**What to produce**
Go through the entries below, tally each line with the string "wind", and give the final number by itself.

**Records for the exercise**

▼

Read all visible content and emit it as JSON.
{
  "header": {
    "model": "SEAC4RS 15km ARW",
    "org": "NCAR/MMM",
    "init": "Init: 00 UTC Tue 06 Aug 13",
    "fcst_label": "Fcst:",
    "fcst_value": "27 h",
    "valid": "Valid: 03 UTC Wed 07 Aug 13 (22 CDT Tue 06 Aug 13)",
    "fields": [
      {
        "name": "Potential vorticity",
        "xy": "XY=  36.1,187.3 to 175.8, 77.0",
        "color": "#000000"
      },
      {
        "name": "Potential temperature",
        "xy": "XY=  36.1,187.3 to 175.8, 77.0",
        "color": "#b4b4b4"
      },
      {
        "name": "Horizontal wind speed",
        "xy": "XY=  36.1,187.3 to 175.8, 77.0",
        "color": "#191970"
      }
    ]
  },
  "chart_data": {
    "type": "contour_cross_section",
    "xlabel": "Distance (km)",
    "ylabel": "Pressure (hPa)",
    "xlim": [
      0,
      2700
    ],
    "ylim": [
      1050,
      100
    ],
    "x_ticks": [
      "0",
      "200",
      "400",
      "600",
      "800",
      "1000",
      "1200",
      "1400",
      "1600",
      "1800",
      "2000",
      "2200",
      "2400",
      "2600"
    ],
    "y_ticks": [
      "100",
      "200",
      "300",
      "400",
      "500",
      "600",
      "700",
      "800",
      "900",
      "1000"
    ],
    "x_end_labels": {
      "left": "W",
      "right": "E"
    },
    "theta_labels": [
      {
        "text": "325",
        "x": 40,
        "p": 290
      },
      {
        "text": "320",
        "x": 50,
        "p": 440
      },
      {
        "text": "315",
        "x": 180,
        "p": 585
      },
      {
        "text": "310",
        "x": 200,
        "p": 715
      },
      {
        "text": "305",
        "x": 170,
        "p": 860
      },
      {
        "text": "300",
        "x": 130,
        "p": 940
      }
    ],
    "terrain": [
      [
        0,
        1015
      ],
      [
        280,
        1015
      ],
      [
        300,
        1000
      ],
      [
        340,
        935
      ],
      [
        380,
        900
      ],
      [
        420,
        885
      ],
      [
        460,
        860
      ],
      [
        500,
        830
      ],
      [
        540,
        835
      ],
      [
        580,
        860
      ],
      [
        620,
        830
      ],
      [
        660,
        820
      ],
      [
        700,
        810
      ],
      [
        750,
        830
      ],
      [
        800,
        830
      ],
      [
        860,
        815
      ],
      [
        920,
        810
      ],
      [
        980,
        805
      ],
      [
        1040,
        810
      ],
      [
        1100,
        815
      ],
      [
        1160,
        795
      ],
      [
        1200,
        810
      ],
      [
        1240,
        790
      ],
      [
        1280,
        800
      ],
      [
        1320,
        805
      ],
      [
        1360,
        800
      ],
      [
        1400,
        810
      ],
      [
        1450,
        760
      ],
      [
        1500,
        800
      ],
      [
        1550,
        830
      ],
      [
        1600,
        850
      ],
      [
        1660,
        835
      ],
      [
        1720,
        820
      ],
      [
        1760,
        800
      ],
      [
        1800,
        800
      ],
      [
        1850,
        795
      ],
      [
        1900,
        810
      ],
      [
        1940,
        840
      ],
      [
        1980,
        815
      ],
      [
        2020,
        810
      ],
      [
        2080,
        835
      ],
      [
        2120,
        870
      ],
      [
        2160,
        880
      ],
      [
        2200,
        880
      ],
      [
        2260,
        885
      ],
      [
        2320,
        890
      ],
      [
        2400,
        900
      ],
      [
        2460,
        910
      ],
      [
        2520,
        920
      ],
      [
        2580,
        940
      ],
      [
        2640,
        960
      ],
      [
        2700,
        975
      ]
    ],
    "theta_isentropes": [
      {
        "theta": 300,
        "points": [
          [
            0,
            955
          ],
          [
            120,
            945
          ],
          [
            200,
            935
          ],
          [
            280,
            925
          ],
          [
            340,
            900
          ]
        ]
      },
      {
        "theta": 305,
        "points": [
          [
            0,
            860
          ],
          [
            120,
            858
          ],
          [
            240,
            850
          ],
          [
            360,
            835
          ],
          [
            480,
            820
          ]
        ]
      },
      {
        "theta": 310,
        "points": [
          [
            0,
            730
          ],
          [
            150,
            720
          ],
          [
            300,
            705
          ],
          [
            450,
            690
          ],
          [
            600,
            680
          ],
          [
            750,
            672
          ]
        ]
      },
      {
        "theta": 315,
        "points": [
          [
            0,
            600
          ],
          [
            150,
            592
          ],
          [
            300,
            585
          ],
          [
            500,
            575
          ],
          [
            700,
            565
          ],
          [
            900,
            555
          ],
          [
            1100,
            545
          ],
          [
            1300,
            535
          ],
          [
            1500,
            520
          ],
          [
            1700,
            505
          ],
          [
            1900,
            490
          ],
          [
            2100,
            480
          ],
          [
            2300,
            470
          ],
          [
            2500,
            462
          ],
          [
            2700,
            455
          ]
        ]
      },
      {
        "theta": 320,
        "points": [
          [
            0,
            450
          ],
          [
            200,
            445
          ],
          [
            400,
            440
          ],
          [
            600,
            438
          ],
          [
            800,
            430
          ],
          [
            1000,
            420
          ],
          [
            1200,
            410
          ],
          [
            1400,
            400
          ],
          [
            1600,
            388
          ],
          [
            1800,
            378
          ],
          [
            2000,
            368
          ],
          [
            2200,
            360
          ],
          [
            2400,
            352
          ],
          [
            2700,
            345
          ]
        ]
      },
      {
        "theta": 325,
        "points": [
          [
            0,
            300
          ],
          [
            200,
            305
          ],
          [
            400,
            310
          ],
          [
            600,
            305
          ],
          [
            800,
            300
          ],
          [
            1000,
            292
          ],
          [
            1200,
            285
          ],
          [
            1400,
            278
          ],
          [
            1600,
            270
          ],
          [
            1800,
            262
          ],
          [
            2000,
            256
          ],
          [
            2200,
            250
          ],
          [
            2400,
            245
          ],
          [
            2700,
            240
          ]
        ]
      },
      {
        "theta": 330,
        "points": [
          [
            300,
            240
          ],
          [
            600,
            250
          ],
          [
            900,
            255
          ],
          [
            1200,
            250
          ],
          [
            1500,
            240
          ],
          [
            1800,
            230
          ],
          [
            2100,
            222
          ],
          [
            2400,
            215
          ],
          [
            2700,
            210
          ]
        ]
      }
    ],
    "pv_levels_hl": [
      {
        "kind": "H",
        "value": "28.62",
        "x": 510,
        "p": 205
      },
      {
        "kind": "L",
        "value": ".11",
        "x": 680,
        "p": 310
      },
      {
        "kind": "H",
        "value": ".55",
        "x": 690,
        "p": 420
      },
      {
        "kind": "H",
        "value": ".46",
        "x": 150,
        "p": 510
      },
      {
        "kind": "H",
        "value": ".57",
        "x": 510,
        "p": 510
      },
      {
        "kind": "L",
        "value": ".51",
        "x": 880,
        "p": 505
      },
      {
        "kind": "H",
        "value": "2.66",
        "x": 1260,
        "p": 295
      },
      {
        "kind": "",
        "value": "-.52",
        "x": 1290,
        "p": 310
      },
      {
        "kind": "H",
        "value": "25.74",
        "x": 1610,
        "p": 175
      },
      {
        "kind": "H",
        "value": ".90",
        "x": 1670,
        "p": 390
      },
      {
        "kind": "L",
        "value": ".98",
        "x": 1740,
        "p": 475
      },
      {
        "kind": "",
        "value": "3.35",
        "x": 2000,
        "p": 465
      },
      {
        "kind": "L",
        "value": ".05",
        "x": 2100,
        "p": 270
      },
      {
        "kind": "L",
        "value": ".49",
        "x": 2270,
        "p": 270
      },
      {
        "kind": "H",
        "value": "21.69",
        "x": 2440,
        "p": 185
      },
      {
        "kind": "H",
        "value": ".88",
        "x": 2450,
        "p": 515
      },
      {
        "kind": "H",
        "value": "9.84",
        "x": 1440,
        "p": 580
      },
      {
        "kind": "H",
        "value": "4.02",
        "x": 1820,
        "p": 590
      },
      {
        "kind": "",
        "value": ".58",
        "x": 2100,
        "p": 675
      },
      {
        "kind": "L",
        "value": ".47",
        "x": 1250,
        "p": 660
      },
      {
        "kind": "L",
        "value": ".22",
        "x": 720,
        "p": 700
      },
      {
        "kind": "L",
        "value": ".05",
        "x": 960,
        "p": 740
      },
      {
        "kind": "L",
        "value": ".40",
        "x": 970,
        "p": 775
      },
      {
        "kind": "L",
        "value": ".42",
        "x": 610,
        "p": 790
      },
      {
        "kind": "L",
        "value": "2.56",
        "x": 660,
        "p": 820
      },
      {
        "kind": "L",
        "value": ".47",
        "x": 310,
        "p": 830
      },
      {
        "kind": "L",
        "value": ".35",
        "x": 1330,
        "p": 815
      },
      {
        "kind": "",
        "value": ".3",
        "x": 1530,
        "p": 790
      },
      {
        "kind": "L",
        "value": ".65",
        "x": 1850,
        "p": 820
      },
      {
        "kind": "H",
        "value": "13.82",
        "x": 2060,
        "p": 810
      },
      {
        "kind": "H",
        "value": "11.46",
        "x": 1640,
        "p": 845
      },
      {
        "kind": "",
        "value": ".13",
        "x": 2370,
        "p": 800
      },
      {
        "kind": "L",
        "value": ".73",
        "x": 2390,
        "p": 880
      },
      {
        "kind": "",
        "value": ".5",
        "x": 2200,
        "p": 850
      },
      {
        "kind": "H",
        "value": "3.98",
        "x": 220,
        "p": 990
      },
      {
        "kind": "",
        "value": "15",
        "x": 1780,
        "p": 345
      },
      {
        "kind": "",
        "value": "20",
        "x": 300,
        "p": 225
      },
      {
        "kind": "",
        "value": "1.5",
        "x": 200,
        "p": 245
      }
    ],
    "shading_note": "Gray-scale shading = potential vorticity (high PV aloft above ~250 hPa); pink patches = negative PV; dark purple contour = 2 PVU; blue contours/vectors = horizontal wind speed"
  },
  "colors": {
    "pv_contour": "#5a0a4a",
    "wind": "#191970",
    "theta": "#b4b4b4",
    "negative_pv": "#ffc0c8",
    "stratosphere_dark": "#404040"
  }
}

▲

**Exercise response**
3